THE PROBLEM: What follows is a set of records, each of which is to be written out exactly.

-.-.-

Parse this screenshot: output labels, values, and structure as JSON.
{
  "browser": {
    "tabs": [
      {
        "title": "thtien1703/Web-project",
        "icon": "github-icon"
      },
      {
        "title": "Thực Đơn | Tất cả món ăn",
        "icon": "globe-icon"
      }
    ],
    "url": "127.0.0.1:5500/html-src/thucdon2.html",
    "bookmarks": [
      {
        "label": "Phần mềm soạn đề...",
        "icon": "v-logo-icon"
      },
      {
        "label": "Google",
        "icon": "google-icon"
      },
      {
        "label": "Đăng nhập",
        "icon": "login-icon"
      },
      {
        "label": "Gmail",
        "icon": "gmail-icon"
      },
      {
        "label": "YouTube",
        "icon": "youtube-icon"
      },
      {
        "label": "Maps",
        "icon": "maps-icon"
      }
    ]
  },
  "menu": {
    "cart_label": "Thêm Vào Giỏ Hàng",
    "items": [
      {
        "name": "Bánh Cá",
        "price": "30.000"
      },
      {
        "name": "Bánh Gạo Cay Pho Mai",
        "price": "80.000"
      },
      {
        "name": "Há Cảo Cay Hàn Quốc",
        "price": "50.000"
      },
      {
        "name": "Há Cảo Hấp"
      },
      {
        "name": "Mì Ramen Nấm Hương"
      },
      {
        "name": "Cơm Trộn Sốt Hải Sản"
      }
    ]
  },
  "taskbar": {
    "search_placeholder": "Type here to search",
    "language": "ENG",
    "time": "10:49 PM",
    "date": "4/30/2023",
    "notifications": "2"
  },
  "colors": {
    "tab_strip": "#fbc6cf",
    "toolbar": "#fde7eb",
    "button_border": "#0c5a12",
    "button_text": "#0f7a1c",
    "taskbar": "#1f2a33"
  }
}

-.-.-

REPLY TO THE TASK:
Parse this screenshot: output labels, values, and structure as JSON.
{
  "browser": {
    "tabs": [
      {
        "title": "thtien1703/Web-project",
        "icon": "github-icon"
      },
      {
        "title": "Thực Đơn | Tất cả món ăn",
        "icon": "globe-icon"
      }
    ],
    "url": "127.0.0.1:5500/html-src/thucdon2.html",
    "bookmarks": [
      {
        "label": "Phần mềm soạn đề...",
        "icon": "v-logo-icon"
      },
      {
        "label": "Google",
        "icon": "google-icon"
      },
      {
        "label": "Đăng nhập",
        "icon": "login-icon"
      },
      {
        "label": "Gmail",
        "icon": "gmail-icon"
      },
      {
        "label": "YouTube",
        "icon": "youtube-icon"
      },
      {
        "label": "Maps",
        "icon": "maps-icon"
      }
    ]
  },
  "menu": {
    "cart_label": "Thêm Vào Giỏ Hàng",
    "items": [
      {
        "name": "Bánh Cá",
        "price": "30.000"
      },
      {
        "name": "Bánh Gạo Cay Pho Mai",
        "price": "80.000"
      },
      {
        "name": "Há Cảo Cay Hàn Quốc",
        "price": "50.000"
      },
      {
        "name": "Há Cảo Hấp"
      },
      {
        "name": "Mì Ramen Nấm Hương"
      },
      {
        "name": "Cơm Trộn Sốt Hải Sản"
      }
    ]
  },
  "taskbar": {
    "search_placeholder": "Type here to search",
    "language": "ENG",
    "time": "10:49 PM",
    "date": "4/30/2023",
    "notifications": "2"
  },
  "colors": {
    "tab_strip": "#fbc6cf",
    "toolbar": "#fde7eb",
    "button_border": "#0c5a12",
    "button_text": "#0f7a1c",
    "taskbar": "#1f2a33"
  }
}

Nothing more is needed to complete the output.